Set task
Give all of the lines again exactly as they read.

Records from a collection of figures
** begin **

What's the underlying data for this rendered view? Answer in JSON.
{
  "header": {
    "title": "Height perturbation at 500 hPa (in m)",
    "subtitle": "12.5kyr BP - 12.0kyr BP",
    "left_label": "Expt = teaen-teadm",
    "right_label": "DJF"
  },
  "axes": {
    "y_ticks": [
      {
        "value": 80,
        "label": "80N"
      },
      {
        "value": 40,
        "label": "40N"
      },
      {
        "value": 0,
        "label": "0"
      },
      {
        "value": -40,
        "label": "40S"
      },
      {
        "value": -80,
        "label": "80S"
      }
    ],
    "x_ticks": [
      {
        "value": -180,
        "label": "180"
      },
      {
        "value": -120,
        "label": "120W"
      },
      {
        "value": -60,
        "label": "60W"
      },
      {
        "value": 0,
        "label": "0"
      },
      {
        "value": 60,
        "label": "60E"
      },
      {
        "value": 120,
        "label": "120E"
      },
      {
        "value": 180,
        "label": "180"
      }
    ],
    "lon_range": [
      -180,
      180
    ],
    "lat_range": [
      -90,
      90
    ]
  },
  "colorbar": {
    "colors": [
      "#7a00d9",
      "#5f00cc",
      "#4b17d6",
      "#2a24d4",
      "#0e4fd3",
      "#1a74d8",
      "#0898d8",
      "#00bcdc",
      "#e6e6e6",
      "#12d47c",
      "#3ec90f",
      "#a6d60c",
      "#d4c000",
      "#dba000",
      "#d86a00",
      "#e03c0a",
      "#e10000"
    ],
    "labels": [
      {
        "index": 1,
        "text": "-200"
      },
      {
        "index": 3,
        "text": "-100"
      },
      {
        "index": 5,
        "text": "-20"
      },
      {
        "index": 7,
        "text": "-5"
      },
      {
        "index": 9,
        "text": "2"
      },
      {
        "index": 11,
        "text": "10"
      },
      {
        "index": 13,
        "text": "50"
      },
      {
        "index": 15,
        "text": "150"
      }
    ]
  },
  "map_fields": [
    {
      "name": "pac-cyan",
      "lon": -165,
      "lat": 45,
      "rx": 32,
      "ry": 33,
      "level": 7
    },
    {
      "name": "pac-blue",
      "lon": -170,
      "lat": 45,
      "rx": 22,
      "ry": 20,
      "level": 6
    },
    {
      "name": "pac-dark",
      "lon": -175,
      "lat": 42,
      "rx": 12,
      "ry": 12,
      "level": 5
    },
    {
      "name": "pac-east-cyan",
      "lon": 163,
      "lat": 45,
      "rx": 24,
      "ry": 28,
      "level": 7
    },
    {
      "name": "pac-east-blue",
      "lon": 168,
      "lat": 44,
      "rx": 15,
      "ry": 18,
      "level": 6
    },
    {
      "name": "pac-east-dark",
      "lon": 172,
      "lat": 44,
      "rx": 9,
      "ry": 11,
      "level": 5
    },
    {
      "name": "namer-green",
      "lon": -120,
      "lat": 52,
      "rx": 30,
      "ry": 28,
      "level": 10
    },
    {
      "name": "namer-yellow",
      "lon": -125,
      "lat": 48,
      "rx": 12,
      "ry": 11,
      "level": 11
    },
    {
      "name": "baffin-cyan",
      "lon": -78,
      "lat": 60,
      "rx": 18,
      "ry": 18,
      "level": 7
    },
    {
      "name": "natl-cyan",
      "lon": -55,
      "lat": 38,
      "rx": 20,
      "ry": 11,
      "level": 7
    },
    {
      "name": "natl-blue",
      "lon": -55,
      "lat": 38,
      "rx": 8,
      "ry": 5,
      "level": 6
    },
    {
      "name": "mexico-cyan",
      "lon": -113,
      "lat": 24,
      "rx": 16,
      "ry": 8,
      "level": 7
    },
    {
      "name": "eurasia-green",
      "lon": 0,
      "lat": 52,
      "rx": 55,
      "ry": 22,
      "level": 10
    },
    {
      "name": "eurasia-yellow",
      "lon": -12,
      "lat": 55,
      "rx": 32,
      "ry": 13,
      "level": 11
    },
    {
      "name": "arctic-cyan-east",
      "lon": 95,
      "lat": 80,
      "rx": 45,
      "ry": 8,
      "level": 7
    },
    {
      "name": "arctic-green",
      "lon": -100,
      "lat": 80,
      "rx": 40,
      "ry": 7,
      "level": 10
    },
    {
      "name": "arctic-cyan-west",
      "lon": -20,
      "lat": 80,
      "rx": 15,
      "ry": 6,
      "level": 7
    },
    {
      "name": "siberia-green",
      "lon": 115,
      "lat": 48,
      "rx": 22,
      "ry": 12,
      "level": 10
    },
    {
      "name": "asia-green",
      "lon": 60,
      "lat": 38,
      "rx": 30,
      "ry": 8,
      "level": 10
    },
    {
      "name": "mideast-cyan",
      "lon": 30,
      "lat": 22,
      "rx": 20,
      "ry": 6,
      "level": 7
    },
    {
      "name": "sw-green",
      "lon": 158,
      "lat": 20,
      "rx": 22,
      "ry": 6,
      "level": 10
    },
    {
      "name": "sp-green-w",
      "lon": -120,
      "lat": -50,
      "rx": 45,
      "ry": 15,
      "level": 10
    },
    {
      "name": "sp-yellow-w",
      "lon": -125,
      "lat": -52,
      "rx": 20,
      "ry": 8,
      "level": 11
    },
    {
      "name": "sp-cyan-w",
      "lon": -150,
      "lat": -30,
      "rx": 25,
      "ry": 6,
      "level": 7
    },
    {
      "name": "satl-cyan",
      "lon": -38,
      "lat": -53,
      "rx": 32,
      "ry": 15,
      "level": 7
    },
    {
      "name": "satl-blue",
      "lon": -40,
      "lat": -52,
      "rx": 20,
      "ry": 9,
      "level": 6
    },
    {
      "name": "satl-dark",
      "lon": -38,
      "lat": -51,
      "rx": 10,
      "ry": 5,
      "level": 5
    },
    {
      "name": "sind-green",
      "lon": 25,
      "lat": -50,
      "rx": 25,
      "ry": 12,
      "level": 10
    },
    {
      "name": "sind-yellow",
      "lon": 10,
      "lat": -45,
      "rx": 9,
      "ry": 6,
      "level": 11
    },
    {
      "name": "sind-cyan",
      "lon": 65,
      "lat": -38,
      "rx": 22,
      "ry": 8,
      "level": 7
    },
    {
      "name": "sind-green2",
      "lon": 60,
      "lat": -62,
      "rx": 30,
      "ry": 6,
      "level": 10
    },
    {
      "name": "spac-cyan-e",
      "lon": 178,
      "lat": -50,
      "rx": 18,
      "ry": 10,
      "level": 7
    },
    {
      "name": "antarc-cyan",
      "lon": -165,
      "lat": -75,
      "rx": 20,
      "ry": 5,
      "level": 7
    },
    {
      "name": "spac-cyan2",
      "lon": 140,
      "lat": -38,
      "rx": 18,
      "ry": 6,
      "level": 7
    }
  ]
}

** end **

Output for this exercise
What's the underlying data for this rendered view? Answer in JSON.
{
  "header": {
    "title": "Height perturbation at 500 hPa (in m)",
    "subtitle": "12.5kyr BP - 12.0kyr BP",
    "left_label": "Expt = teaen-teadm",
    "right_label": "DJF"
  },
  "axes": {
    "y_ticks": [
      {
        "value": 80,
        "label": "80N"
      },
      {
        "value": 40,
        "label": "40N"
      },
      {
        "value": 0,
        "label": "0"
      },
      {
        "value": -40,
        "label": "40S"
      },
      {
        "value": -80,
        "label": "80S"
      }
    ],
    "x_ticks": [
      {
        "value": -180,
        "label": "180"
      },
      {
        "value": -120,
        "label": "120W"
      },
      {
        "value": -60,
        "label": "60W"
      },
      {
        "value": 0,
        "label": "0"
      },
      {
        "value": 60,
        "label": "60E"
      },
      {
        "value": 120,
        "label": "120E"
      },
      {
        "value": 180,
        "label": "180"
      }
    ],
    "lon_range": [
      -180,
      180
    ],
    "lat_range": [
      -90,
      90
    ]
  },
  "colorbar": {
    "colors": [
      "#7a00d9",
      "#5f00cc",
      "#4b17d6",
      "#2a24d4",
      "#0e4fd3",
      "#1a74d8",
      "#0898d8",
      "#00bcdc",
      "#e6e6e6",
      "#12d47c",
      "#3ec90f",
      "#a6d60c",
      "#d4c000",
      "#dba000",
      "#d86a00",
      "#e03c0a",
      "#e10000"
    ],
    "labels": [
      {
        "index": 1,
        "text": "-200"
      },
      {
        "index": 3,
        "text": "-100"
      },
      {
        "index": 5,
        "text": "-20"
      },
      {
        "index": 7,
        "text": "-5"
      },
      {
        "index": 9,
        "text": "2"
      },
      {
        "index": 11,
        "text": "10"
      },
      {
        "index": 13,
        "text": "50"
      },
      {
        "index": 15,
        "text": "150"
      }
    ]
  },
  "map_fields": [
    {
      "name": "pac-cyan",
      "lon": -165,
      "lat": 45,
      "rx": 32,
      "ry": 33,
      "level": 7
    },
    {
      "name": "pac-blue",
      "lon": -170,
      "lat": 45,
      "rx": 22,
      "ry": 20,
      "level": 6
    },
    {
      "name": "pac-dark",
      "lon": -175,
      "lat": 42,
      "rx": 12,
      "ry": 12,
      "level": 5
    },
    {
      "name": "pac-east-cyan",
      "lon": 163,
      "lat": 45,
      "rx": 24,
      "ry": 28,
      "level": 7
    },
    {
      "name": "pac-east-blue",
      "lon": 168,
      "lat": 44,
      "rx": 15,
      "ry": 18,
      "level": 6
    },
    {
      "name": "pac-east-dark",
      "lon": 172,
      "lat": 44,
      "rx": 9,
      "ry": 11,
      "level": 5
    },
    {
      "name": "namer-green",
      "lon": -120,
      "lat": 52,
      "rx": 30,
      "ry": 28,
      "level": 10
    },
    {
      "name": "namer-yellow",
      "lon": -125,
      "lat": 48,
      "rx": 12,
      "ry": 11,
      "level": 11
    },
    {
      "name": "baffin-cyan",
      "lon": -78,
      "lat": 60,
      "rx": 18,
      "ry": 18,
      "level": 7
    },
    {
      "name": "natl-cyan",
      "lon": -55,
      "lat": 38,
      "rx": 20,
      "ry": 11,
      "level": 7
    },
    {
      "name": "natl-blue",
      "lon": -55,
      "lat": 38,
      "rx": 8,
      "ry": 5,
      "level": 6
    },
    {
      "name": "mexico-cyan",
      "lon": -113,
      "lat": 24,
      "rx": 16,
      "ry": 8,
      "level": 7
    },
    {
      "name": "eurasia-green",
      "lon": 0,
      "lat": 52,
      "rx": 55,
      "ry": 22,
      "level": 10
    },
    {
      "name": "eurasia-yellow",
      "lon": -12,
      "lat": 55,
      "rx": 32,
      "ry": 13,
      "level": 11
    },
    {
      "name": "arctic-cyan-east",
      "lon": 95,
      "lat": 80,
      "rx": 45,
      "ry": 8,
      "level": 7
    },
    {
      "name": "arctic-green",
      "lon": -100,
      "lat": 80,
      "rx": 40,
      "ry": 7,
      "level": 10
    },
    {
      "name": "arctic-cyan-west",
      "lon": -20,
      "lat": 80,
      "rx": 15,
      "ry": 6,
      "level": 7
    },
    {
      "name": "siberia-green",
      "lon": 115,
      "lat": 48,
      "rx": 22,
      "ry": 12,
      "level": 10
    },
    {
      "name": "asia-green",
      "lon": 60,
      "lat": 38,
      "rx": 30,
      "ry": 8,
      "level": 10
    },
    {
      "name": "mideast-cyan",
      "lon": 30,
      "lat": 22,
      "rx": 20,
      "ry": 6,
      "level": 7
    },
    {
      "name": "sw-green",
      "lon": 158,
      "lat": 20,
      "rx": 22,
      "ry": 6,
      "level": 10
    },
    {
      "name": "sp-green-w",
      "lon": -120,
      "lat": -50,
      "rx": 45,
      "ry": 15,
      "level": 10
    },
    {
      "name": "sp-yellow-w",
      "lon": -125,
      "lat": -52,
      "rx": 20,
      "ry": 8,
      "level": 11
    },
    {
      "name": "sp-cyan-w",
      "lon": -150,
      "lat": -30,
      "rx": 25,
      "ry": 6,
      "level": 7
    },
    {
      "name": "satl-cyan",
      "lon": -38,
      "lat": -53,
      "rx": 32,
      "ry": 15,
      "level": 7
    },
    {
      "name": "satl-blue",
      "lon": -40,
      "lat": -52,
      "rx": 20,
      "ry": 9,
      "level": 6
    },
    {
      "name": "satl-dark",
      "lon": -38,
      "lat": -51,
      "rx": 10,
      "ry": 5,
      "level": 5
    },
    {
      "name": "sind-green",
      "lon": 25,
      "lat": -50,
      "rx": 25,
      "ry": 12,
      "level": 10
    },
    {
      "name": "sind-yellow",
      "lon": 10,
      "lat": -45,
      "rx": 9,
      "ry": 6,
      "level": 11
    },
    {
      "name": "sind-cyan",
      "lon": 65,
      "lat": -38,
      "rx": 22,
      "ry": 8,
      "level": 7
    },
    {
      "name": "sind-green2",
      "lon": 60,
      "lat": -62,
      "rx": 30,
      "ry": 6,
      "level": 10
    },
    {
      "name": "spac-cyan-e",
      "lon": 178,
      "lat": -50,
      "rx": 18,
      "ry": 10,
      "level": 7
    },
    {
      "name": "antarc-cyan",
      "lon": -165,
      "lat": -75,
      "rx": 20,
      "ry": 5,
      "level": 7
    },
    {
      "name": "spac-cyan2",
      "lon": 140,
      "lat": -38,
      "rx": 18,
      "ry": 6,
      "level": 7
    }
  ]
}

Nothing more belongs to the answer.